REQUIRED WORK:
Copy out all the entries exactly.

[Stored data entries]
- - - - - - -
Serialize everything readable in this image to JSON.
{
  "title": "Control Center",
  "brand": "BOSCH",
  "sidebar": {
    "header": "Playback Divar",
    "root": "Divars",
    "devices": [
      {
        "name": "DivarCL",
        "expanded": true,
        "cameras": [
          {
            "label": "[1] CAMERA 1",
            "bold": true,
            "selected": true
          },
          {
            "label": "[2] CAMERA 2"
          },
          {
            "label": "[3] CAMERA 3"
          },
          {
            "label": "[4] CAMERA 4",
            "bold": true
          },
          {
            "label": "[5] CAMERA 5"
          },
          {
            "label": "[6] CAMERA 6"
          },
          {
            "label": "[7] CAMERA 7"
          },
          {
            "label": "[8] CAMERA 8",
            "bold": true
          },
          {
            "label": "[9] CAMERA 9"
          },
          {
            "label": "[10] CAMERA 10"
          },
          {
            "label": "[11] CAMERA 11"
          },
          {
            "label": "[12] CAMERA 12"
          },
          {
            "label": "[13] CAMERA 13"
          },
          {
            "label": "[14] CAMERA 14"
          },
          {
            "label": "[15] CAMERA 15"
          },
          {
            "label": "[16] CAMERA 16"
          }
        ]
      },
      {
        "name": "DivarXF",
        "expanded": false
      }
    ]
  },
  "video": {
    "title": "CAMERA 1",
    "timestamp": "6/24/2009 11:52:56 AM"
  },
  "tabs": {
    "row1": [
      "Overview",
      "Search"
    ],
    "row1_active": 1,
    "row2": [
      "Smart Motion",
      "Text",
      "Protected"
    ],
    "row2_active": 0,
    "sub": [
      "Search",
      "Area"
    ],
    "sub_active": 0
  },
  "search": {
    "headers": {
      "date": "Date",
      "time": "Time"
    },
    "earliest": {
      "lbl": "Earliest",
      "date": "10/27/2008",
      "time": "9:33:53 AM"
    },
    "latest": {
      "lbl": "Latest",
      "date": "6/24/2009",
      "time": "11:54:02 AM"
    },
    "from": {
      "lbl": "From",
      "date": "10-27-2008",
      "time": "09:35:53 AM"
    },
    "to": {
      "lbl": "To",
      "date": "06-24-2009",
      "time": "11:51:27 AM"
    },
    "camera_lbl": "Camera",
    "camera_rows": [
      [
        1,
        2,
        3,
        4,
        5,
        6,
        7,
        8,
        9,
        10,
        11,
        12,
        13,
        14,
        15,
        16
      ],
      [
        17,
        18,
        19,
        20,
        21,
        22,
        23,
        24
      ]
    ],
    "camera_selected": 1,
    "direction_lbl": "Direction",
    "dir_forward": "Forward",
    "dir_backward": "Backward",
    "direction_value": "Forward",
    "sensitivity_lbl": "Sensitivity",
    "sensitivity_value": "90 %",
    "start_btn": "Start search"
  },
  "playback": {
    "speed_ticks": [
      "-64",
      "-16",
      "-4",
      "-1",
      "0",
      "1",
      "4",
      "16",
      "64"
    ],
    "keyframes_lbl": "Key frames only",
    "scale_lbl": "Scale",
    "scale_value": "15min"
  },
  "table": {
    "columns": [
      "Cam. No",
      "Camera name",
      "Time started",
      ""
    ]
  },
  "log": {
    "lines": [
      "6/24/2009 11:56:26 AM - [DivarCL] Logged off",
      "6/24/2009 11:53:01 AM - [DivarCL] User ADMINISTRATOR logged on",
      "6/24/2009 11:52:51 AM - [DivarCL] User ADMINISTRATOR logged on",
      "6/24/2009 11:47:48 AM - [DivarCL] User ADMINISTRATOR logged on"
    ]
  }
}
- - - - - - -
WRITTEN REPLY:
Serialize everything readable in this image to JSON.
{
  "title": "Control Center",
  "brand": "BOSCH",
  "sidebar": {
    "header": "Playback Divar",
    "root": "Divars",
    "devices": [
      {
        "name": "DivarCL",
        "expanded": true,
        "cameras": [
          {
            "label": "[1] CAMERA 1",
            "bold": true,
            "selected": true
          },
          {
            "label": "[2] CAMERA 2"
          },
          {
            "label": "[3] CAMERA 3"
          },
          {
            "label": "[4] CAMERA 4",
            "bold": true
          },
          {
            "label": "[5] CAMERA 5"
          },
          {
            "label": "[6] CAMERA 6"
          },
          {
            "label": "[7] CAMERA 7"
          },
          {
            "label": "[8] CAMERA 8",
            "bold": true
          },
          {
            "label": "[9] CAMERA 9"
          },
          {
            "label": "[10] CAMERA 10"
          },
          {
            "label": "[11] CAMERA 11"
          },
          {
            "label": "[12] CAMERA 12"
          },
          {
            "label": "[13] CAMERA 13"
          },
          {
            "label": "[14] CAMERA 14"
          },
          {
            "label": "[15] CAMERA 15"
          },
          {
            "label": "[16] CAMERA 16"
          }
        ]
      },
      {
        "name": "DivarXF",
        "expanded": false
      }
    ]
  },
  "video": {
    "title": "CAMERA 1",
    "timestamp": "6/24/2009 11:52:56 AM"
  },
  "tabs": {
    "row1": [
      "Overview",
      "Search"
    ],
    "row1_active": 1,
    "row2": [
      "Smart Motion",
      "Text",
      "Protected"
    ],
    "row2_active": 0,
    "sub": [
      "Search",
      "Area"
    ],
    "sub_active": 0
  },
  "search": {
    "headers": {
      "date": "Date",
      "time": "Time"
    },
    "earliest": {
      "lbl": "Earliest",
      "date": "10/27/2008",
      "time": "9:33:53 AM"
    },
    "latest": {
      "lbl": "Latest",
      "date": "6/24/2009",
      "time": "11:54:02 AM"
    },
    "from": {
      "lbl": "From",
      "date": "10-27-2008",
      "time": "09:35:53 AM"
    },
    "to": {
      "lbl": "To",
      "date": "06-24-2009",
      "time": "11:51:27 AM"
    },
    "camera_lbl": "Camera",
    "camera_rows": [
      [
        1,
        2,
        3,
        4,
        5,
        6,
        7,
        8,
        9,
        10,
        11,
        12,
        13,
        14,
        15,
        16
      ],
      [
        17,
        18,
        19,
        20,
        21,
        22,
        23,
        24
      ]
    ],
    "camera_selected": 1,
    "direction_lbl": "Direction",
    "dir_forward": "Forward",
    "dir_backward": "Backward",
    "direction_value": "Forward",
    "sensitivity_lbl": "Sensitivity",
    "sensitivity_value": "90 %",
    "start_btn": "Start search"
  },
  "playback": {
    "speed_ticks": [
      "-64",
      "-16",
      "-4",
      "-1",
      "0",
      "1",
      "4",
      "16",
      "64"
    ],
    "keyframes_lbl": "Key frames only",
    "scale_lbl": "Scale",
    "scale_value": "15min"
  },
  "table": {
    "columns": [
      "Cam. No",
      "Camera name",
      "Time started",
      ""
    ]
  },
  "log": {
    "lines": [
      "6/24/2009 11:56:26 AM - [DivarCL] Logged off",
      "6/24/2009 11:53:01 AM - [DivarCL] User ADMINISTRATOR logged on",
      "6/24/2009 11:52:51 AM - [DivarCL] User ADMINISTRATOR logged on",
      "6/24/2009 11:47:48 AM - [DivarCL] User ADMINISTRATOR logged on"
    ]
  }
}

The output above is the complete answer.